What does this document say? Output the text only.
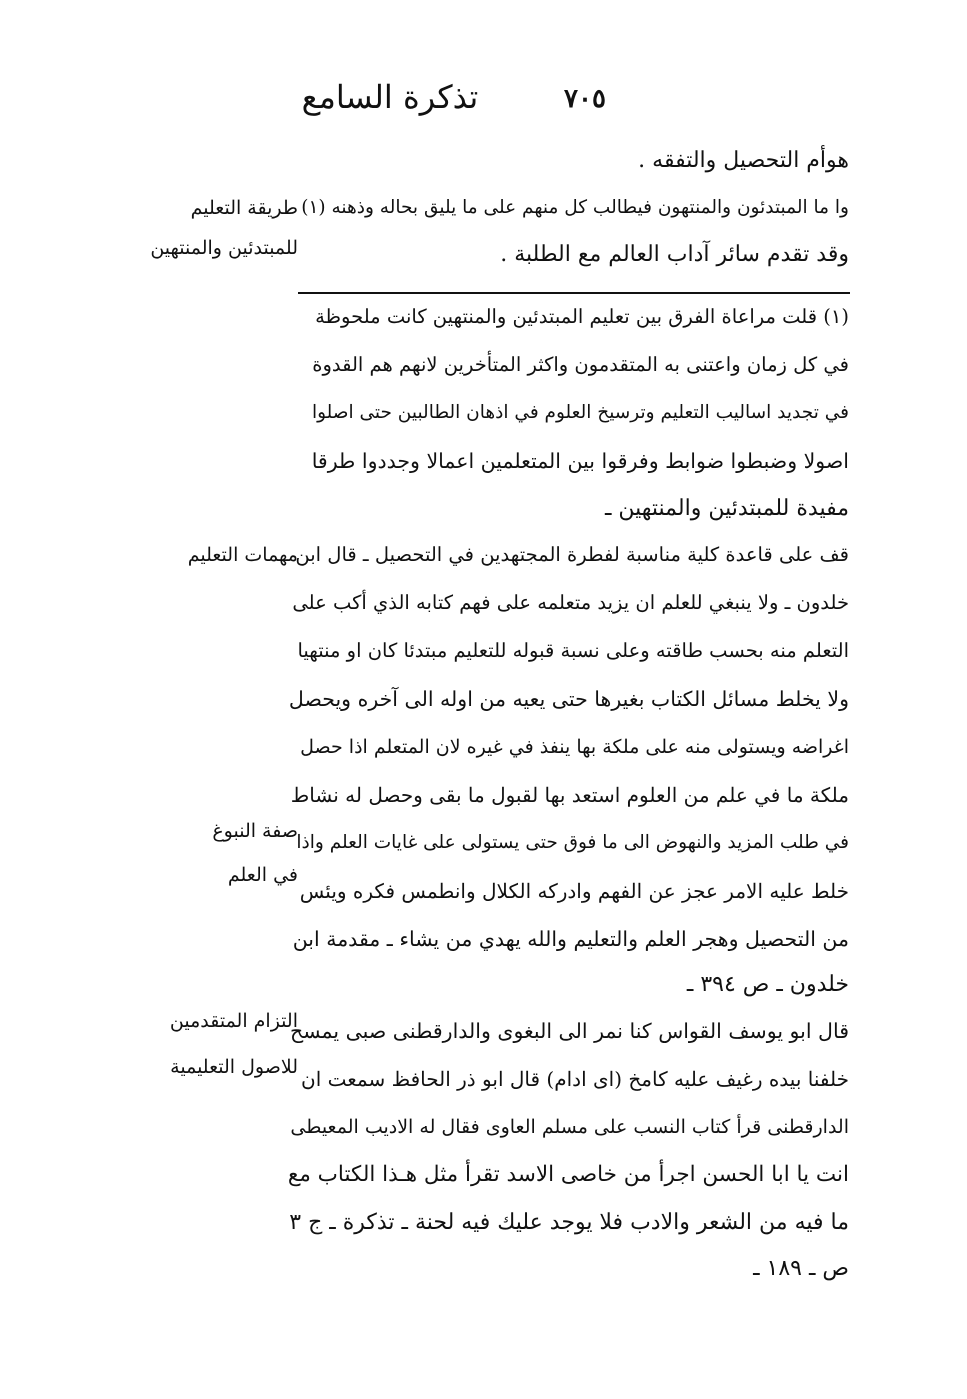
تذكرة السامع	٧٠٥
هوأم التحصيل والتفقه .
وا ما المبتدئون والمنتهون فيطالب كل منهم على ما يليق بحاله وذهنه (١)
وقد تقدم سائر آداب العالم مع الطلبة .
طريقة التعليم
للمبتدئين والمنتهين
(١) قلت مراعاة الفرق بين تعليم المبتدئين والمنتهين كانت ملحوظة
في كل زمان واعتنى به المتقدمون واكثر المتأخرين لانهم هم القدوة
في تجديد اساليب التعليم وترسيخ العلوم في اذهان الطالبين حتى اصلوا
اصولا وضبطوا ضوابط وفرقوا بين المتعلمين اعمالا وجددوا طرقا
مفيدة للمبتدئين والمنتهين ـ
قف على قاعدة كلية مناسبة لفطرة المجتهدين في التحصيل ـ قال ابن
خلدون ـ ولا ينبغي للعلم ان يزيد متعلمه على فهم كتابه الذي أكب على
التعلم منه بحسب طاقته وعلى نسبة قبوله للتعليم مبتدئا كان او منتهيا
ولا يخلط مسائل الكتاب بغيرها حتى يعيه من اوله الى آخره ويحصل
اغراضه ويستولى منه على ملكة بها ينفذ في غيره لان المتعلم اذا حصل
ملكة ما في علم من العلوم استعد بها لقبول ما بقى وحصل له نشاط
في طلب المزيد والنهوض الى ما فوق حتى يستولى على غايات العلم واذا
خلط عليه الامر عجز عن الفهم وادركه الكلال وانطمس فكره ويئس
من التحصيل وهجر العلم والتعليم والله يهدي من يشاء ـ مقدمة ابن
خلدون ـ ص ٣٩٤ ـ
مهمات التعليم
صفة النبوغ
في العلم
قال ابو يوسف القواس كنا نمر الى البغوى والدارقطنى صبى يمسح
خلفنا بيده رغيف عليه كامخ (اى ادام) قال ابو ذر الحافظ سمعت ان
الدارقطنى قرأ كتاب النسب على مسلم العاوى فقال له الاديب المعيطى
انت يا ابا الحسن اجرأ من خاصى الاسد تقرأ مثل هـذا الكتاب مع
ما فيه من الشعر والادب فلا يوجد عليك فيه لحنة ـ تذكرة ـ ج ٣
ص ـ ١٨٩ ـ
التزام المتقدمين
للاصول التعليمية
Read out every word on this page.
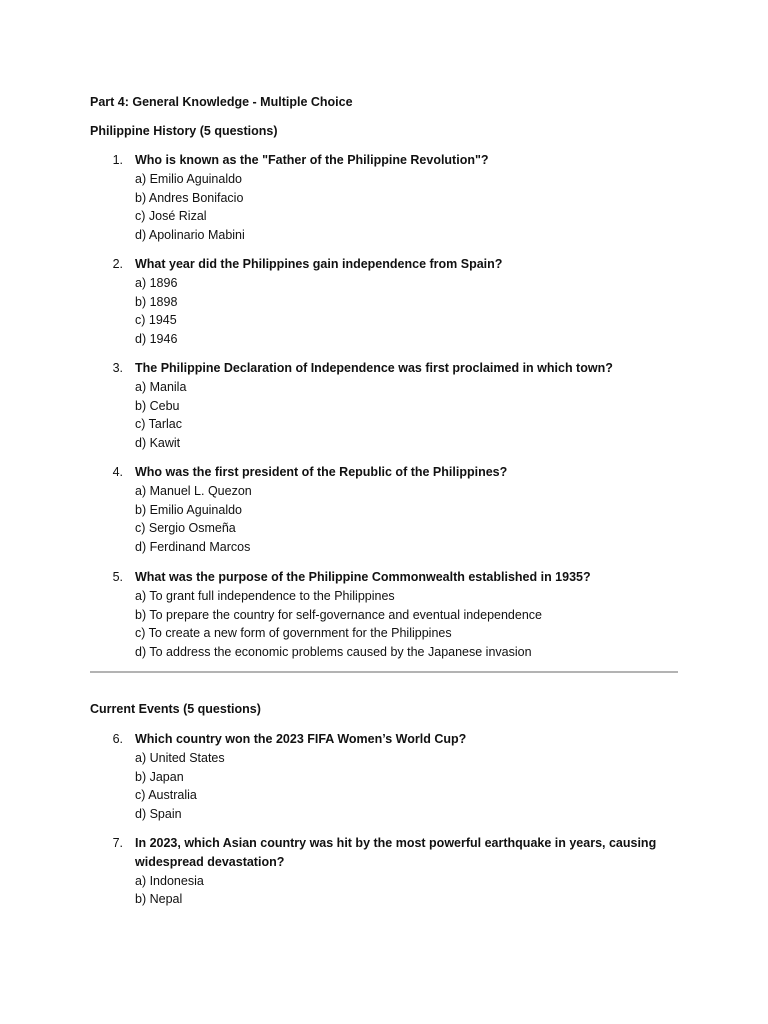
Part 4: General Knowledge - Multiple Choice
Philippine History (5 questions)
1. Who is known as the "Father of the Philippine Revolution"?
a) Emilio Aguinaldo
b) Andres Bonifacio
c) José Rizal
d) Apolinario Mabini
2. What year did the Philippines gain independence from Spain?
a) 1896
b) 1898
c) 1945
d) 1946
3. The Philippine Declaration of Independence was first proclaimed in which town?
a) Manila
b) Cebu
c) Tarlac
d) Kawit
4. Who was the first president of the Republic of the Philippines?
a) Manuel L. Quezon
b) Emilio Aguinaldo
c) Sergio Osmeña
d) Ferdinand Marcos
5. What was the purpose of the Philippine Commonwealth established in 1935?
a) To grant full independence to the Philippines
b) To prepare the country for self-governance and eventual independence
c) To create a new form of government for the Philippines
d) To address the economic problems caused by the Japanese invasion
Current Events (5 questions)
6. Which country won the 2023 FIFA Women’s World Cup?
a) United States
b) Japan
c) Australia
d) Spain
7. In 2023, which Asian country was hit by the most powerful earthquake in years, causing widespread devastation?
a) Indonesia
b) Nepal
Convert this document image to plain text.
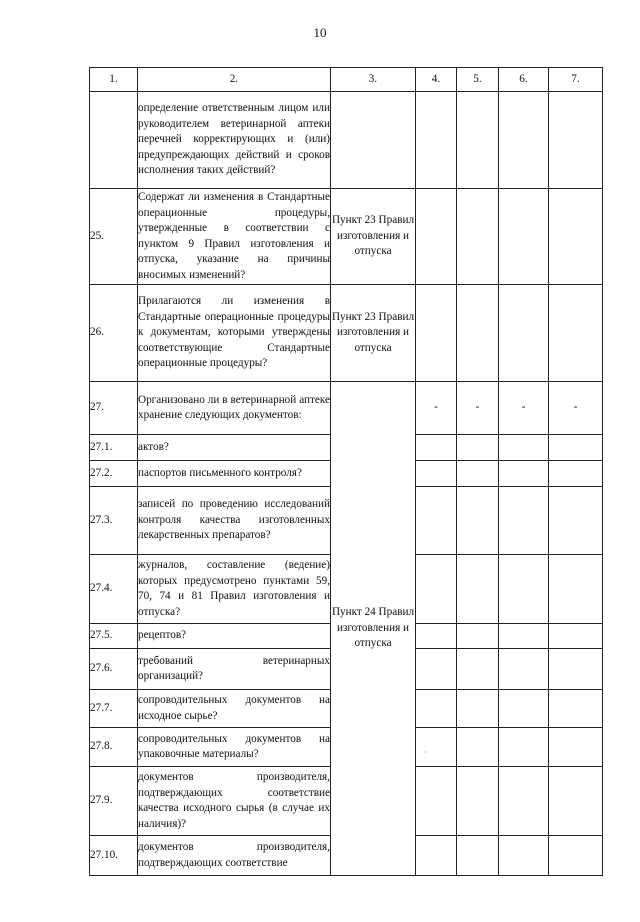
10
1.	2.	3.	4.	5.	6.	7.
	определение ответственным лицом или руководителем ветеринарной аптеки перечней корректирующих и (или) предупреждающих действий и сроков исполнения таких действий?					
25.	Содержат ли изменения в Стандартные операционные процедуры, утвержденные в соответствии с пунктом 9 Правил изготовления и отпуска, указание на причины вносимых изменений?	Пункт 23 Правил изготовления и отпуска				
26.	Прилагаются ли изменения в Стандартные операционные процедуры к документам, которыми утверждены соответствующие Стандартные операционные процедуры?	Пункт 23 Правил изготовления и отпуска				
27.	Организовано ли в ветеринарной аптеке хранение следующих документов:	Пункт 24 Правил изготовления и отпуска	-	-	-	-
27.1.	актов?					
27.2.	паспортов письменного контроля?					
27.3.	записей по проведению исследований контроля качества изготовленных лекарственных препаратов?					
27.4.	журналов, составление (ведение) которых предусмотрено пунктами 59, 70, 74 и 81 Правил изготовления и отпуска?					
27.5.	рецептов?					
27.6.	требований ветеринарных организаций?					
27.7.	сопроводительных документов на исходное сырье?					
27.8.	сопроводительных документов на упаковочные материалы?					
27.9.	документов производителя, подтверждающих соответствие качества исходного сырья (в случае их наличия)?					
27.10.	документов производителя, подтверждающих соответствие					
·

● ● ● ● ● ● ●

| INSTRUCTIONS FOR THE TASK |
Can you restate all the records above word for word while dropping the pictures?

| FINAL RESULT |
What does this document say? Output the text only.
تذكرة السامع	٧٠٥
هوأم التحصيل والتفقه .
وا ما المبتدئون والمنتهون فيطالب كل منهم على ما يليق بحاله وذهنه (١)
وقد تقدم سائر آداب العالم مع الطلبة .
طريقة التعليم
للمبتدئين والمنتهين
(١) قلت مراعاة الفرق بين تعليم المبتدئين والمنتهين كانت ملحوظة
في كل زمان واعتنى به المتقدمون واكثر المتأخرين لانهم هم القدوة
في تجديد اساليب التعليم وترسيخ العلوم في اذهان الطالبين حتى اصلوا
اصولا وضبطوا ضوابط وفرقوا بين المتعلمين اعمالا وجددوا طرقا
مفيدة للمبتدئين والمنتهين ـ
قف على قاعدة كلية مناسبة لفطرة المجتهدين في التحصيل ـ قال ابن
خلدون ـ ولا ينبغي للعلم ان يزيد متعلمه على فهم كتابه الذي أكب على
التعلم منه بحسب طاقته وعلى نسبة قبوله للتعليم مبتدئا كان او منتهيا
ولا يخلط مسائل الكتاب بغيرها حتى يعيه من اوله الى آخره ويحصل
اغراضه ويستولى منه على ملكة بها ينفذ في غيره لان المتعلم اذا حصل
ملكة ما في علم من العلوم استعد بها لقبول ما بقى وحصل له نشاط
في طلب المزيد والنهوض الى ما فوق حتى يستولى على غايات العلم واذا
خلط عليه الامر عجز عن الفهم وادركه الكلال وانطمس فكره ويئس
من التحصيل وهجر العلم والتعليم والله يهدي من يشاء ـ مقدمة ابن
خلدون ـ ص ٣٩٤ ـ
مهمات التعليم
صفة النبوغ
في العلم
قال ابو يوسف القواس كنا نمر الى البغوى والدارقطنى صبى يمسح
خلفنا بيده رغيف عليه كامخ (اى ادام) قال ابو ذر الحافظ سمعت ان
الدارقطنى قرأ كتاب النسب على مسلم العاوى فقال له الاديب المعيطى
انت يا ابا الحسن اجرأ من خاصى الاسد تقرأ مثل هـذا الكتاب مع
ما فيه من الشعر والادب فلا يوجد عليك فيه لحنة ـ تذكرة ـ ج ٣
ص ـ ١٨٩ ـ
التزام المتقدمين
للاصول التعليمية
Read out every word on this page.
Part 4: General Knowledge - Multiple Choice
Philippine History (5 questions)
1. Who is known as the "Father of the Philippine Revolution"?
a) Emilio Aguinaldo
b) Andres Bonifacio
c) José Rizal
d) Apolinario Mabini
2. What year did the Philippines gain independence from Spain?
a) 1896
b) 1898
c) 1945
d) 1946
3. The Philippine Declaration of Independence was first proclaimed in which town?
a) Manila
b) Cebu
c) Tarlac
d) Kawit
4. Who was the first president of the Republic of the Philippines?
a) Manuel L. Quezon
b) Emilio Aguinaldo
c) Sergio Osmeña
d) Ferdinand Marcos
5. What was the purpose of the Philippine Commonwealth established in 1935?
a) To grant full independence to the Philippines
b) To prepare the country for self-governance and eventual independence
c) To create a new form of government for the Philippines
d) To address the economic problems caused by the Japanese invasion
Current Events (5 questions)
6. Which country won the 2023 FIFA Women’s World Cup?
a) United States
b) Japan
c) Australia
d) Spain
7. In 2023, which Asian country was hit by the most powerful earthquake in years, causing widespread devastation?
a) Indonesia
b) Nepal
Convert this document image to plain text.
10
1.	2.	3.	4.	5.	6.	7.
	определение ответственным лицом или руководителем ветеринарной аптеки перечней корректирующих и (или) предупреждающих действий и сроков исполнения таких действий?					
25.	Содержат ли изменения в Стандартные операционные процедуры, утвержденные в соответствии с пунктом 9 Правил изготовления и отпуска, указание на причины вносимых изменений?	Пункт 23 Правил изготовления и отпуска				
26.	Прилагаются ли изменения в Стандартные операционные процедуры к документам, которыми утверждены соответствующие Стандартные операционные процедуры?	Пункт 23 Правил изготовления и отпуска				
27.	Организовано ли в ветеринарной аптеке хранение следующих документов:	Пункт 24 Правил изготовления и отпуска	-	-	-	-
27.1.	актов?					
27.2.	паспортов письменного контроля?					
27.3.	записей по проведению исследований контроля качества изготовленных лекарственных препаратов?					
27.4.	журналов, составление (ведение) которых предусмотрено пунктами 59, 70, 74 и 81 Правил изготовления и отпуска?					
27.5.	рецептов?					
27.6.	требований ветеринарных организаций?					
27.7.	сопроводительных документов на исходное сырье?					
27.8.	сопроводительных документов на упаковочные материалы?					
27.9.	документов производителя, подтверждающих соответствие качества исходного сырья (в случае их наличия)?					
27.10.	документов производителя, подтверждающих соответствие					
·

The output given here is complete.